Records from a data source
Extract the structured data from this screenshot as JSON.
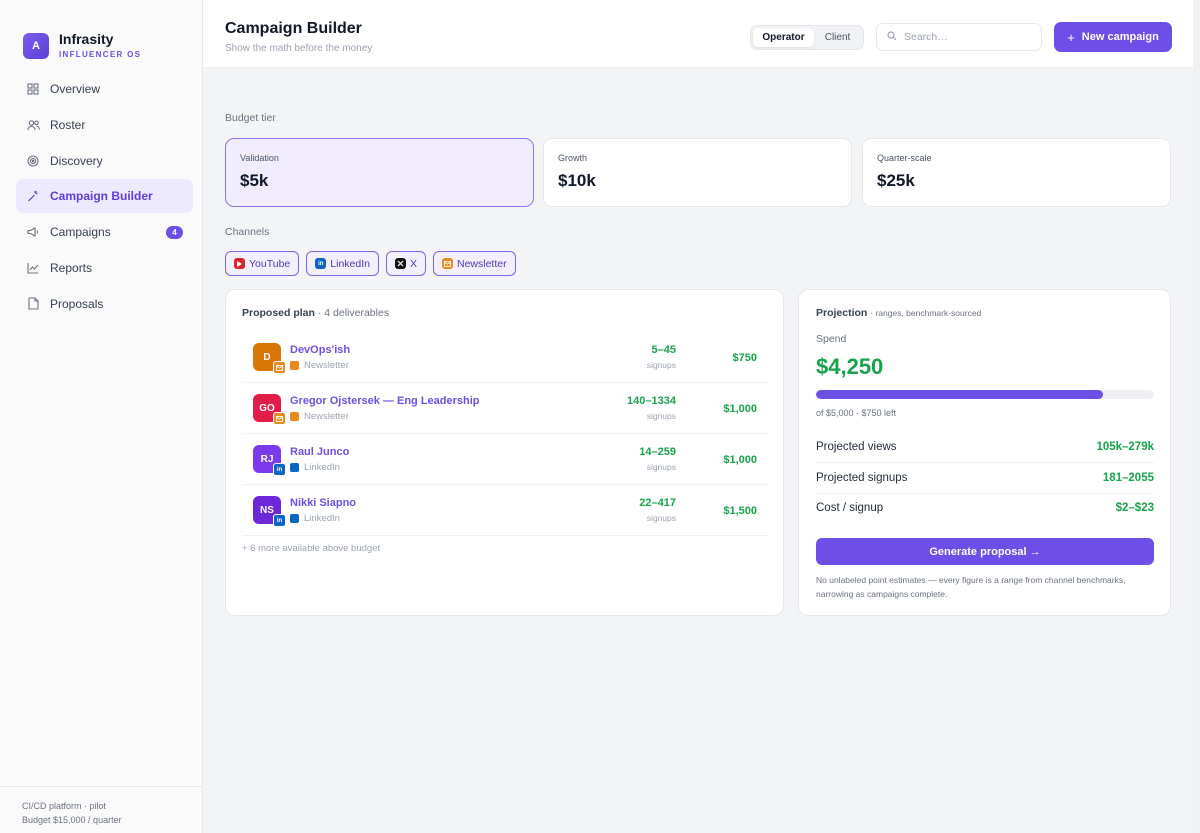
{
  "brand": {
    "name": "Infrasity",
    "subtitle": "INFLUENCER OS",
    "logo_glyph": "A"
  },
  "nav": [
    {
      "label": "Overview",
      "icon": "grid-icon"
    },
    {
      "label": "Roster",
      "icon": "users-icon"
    },
    {
      "label": "Discovery",
      "icon": "target-icon"
    },
    {
      "label": "Campaign Builder",
      "icon": "wand-icon",
      "active": true
    },
    {
      "label": "Campaigns",
      "icon": "megaphone-icon",
      "badge": "4"
    },
    {
      "label": "Reports",
      "icon": "chart-line-icon"
    },
    {
      "label": "Proposals",
      "icon": "document-icon"
    }
  ],
  "sidebar_footer": {
    "line1": "CI/CD platform · pilot",
    "line2": "Budget $15,000 / quarter"
  },
  "header": {
    "title": "Campaign Builder",
    "subtitle": "Show the math before the money",
    "view_toggle": {
      "operator": "Operator",
      "client": "Client",
      "selected": "Operator"
    },
    "search_placeholder": "Search…",
    "new_campaign": "New campaign"
  },
  "budget": {
    "label": "Budget tier",
    "tiers": [
      {
        "name": "Validation",
        "amount": "$5k",
        "selected": true
      },
      {
        "name": "Growth",
        "amount": "$10k"
      },
      {
        "name": "Quarter-scale",
        "amount": "$25k"
      }
    ]
  },
  "channels": {
    "label": "Channels",
    "items": [
      {
        "label": "YouTube",
        "color": "#dc2626",
        "icon": "youtube-icon"
      },
      {
        "label": "LinkedIn",
        "color": "#0a66c2",
        "icon": "linkedin-icon"
      },
      {
        "label": "X",
        "color": "#111111",
        "icon": "x-icon"
      },
      {
        "label": "Newsletter",
        "color": "#ea8a1c",
        "icon": "newsletter-icon"
      }
    ]
  },
  "plan": {
    "title": "Proposed plan",
    "deliverables": "· 4 deliverables",
    "rows": [
      {
        "initials": "D",
        "avatar_color": "#d97706",
        "name": "DevOps'ish",
        "channel": "Newsletter",
        "channel_color": "#ea8a1c",
        "signups": "5–45",
        "unit": "signups",
        "price": "$750"
      },
      {
        "initials": "GO",
        "avatar_color": "#e11d48",
        "name": "Gregor Ojstersek — Eng Leadership",
        "channel": "Newsletter",
        "channel_color": "#ea8a1c",
        "signups": "140–1334",
        "unit": "signups",
        "price": "$1,000"
      },
      {
        "initials": "RJ",
        "avatar_color": "#7c3aed",
        "name": "Raul Junco",
        "channel": "LinkedIn",
        "channel_color": "#0a66c2",
        "signups": "14–259",
        "unit": "signups",
        "price": "$1,000"
      },
      {
        "initials": "NS",
        "avatar_color": "#6d28d9",
        "name": "Nikki Siapno",
        "channel": "LinkedIn",
        "channel_color": "#0a66c2",
        "signups": "22–417",
        "unit": "signups",
        "price": "$1,500"
      }
    ],
    "more": "+ 6 more available above budget"
  },
  "projection": {
    "title": "Projection",
    "title_note": "· ranges, benchmark-sourced",
    "spend_label": "Spend",
    "spend_value": "$4,250",
    "spend_fraction": 0.85,
    "spend_note": "of $5,000 · $750 left",
    "metrics": [
      {
        "label": "Projected views",
        "value": "105k–279k"
      },
      {
        "label": "Projected signups",
        "value": "181–2055"
      },
      {
        "label": "Cost / signup",
        "value": "$2–$23"
      }
    ],
    "generate_button": "Generate proposal →",
    "disclaimer": "No unlabeled point estimates — every figure is a range from channel benchmarks, narrowing as campaigns complete."
  },
  "colors": {
    "accent": "#6d4ee6",
    "positive": "#16a34a"
  }
}
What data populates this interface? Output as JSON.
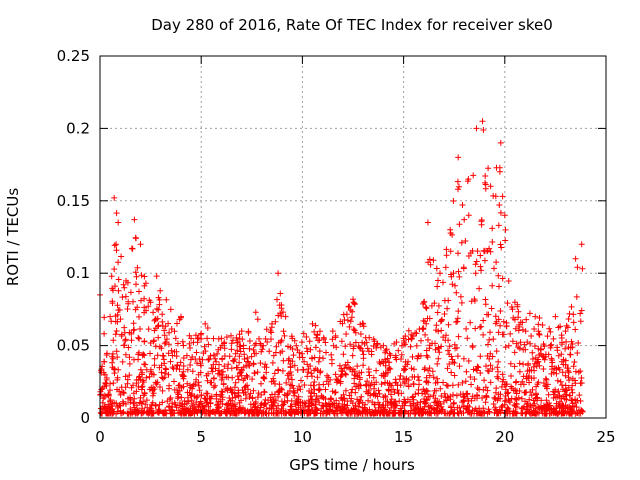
{
  "chart_data": {
    "type": "scatter",
    "title": "Day 280 of 2016, Rate Of TEC Index for receiver ske0",
    "xlabel": "GPS time / hours",
    "ylabel": "ROTI / TECUs",
    "xlim": [
      0,
      25
    ],
    "ylim": [
      0,
      0.25
    ],
    "xticks": [
      0,
      5,
      10,
      15,
      20,
      25
    ],
    "yticks": [
      0,
      0.05,
      0.1,
      0.15,
      0.2,
      0.25
    ],
    "xtick_labels": [
      "0",
      "5",
      "10",
      "15",
      "20",
      "25"
    ],
    "ytick_labels": [
      "0",
      "0.05",
      "0.1",
      "0.15",
      "0.2",
      "0.25"
    ],
    "grid": true,
    "marker": "+",
    "color": "#ff0000",
    "series": [
      {
        "name": "ROTI",
        "envelope_description": "dense cloud of points from 0 to ~23.8 h",
        "upper_envelope": [
          {
            "x": 0.0,
            "y": 0.085
          },
          {
            "x": 0.5,
            "y": 0.07
          },
          {
            "x": 0.7,
            "y": 0.152
          },
          {
            "x": 0.9,
            "y": 0.135
          },
          {
            "x": 1.2,
            "y": 0.09
          },
          {
            "x": 1.7,
            "y": 0.137
          },
          {
            "x": 2.0,
            "y": 0.12
          },
          {
            "x": 2.5,
            "y": 0.08
          },
          {
            "x": 2.8,
            "y": 0.098
          },
          {
            "x": 3.5,
            "y": 0.075
          },
          {
            "x": 4.0,
            "y": 0.07
          },
          {
            "x": 4.5,
            "y": 0.055
          },
          {
            "x": 5.2,
            "y": 0.065
          },
          {
            "x": 6.0,
            "y": 0.055
          },
          {
            "x": 7.0,
            "y": 0.06
          },
          {
            "x": 7.7,
            "y": 0.073
          },
          {
            "x": 8.5,
            "y": 0.065
          },
          {
            "x": 8.8,
            "y": 0.1
          },
          {
            "x": 9.5,
            "y": 0.055
          },
          {
            "x": 10.5,
            "y": 0.065
          },
          {
            "x": 11.5,
            "y": 0.06
          },
          {
            "x": 12.5,
            "y": 0.082
          },
          {
            "x": 13.0,
            "y": 0.065
          },
          {
            "x": 14.0,
            "y": 0.05
          },
          {
            "x": 15.0,
            "y": 0.055
          },
          {
            "x": 16.0,
            "y": 0.08
          },
          {
            "x": 16.2,
            "y": 0.135
          },
          {
            "x": 16.8,
            "y": 0.1
          },
          {
            "x": 17.3,
            "y": 0.13
          },
          {
            "x": 17.7,
            "y": 0.18
          },
          {
            "x": 18.2,
            "y": 0.165
          },
          {
            "x": 18.6,
            "y": 0.2
          },
          {
            "x": 18.9,
            "y": 0.205
          },
          {
            "x": 19.3,
            "y": 0.16
          },
          {
            "x": 19.8,
            "y": 0.19
          },
          {
            "x": 20.0,
            "y": 0.14
          },
          {
            "x": 20.5,
            "y": 0.08
          },
          {
            "x": 21.5,
            "y": 0.07
          },
          {
            "x": 22.5,
            "y": 0.07
          },
          {
            "x": 23.0,
            "y": 0.06
          },
          {
            "x": 23.5,
            "y": 0.11
          },
          {
            "x": 23.8,
            "y": 0.12
          }
        ],
        "lower_bound": 0.003,
        "x_range": [
          0,
          23.85
        ]
      }
    ]
  }
}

▸ **Exercise brief**
Work out the number of lines above that include the string "this" and write only that number.

▸ **Expected answer**
2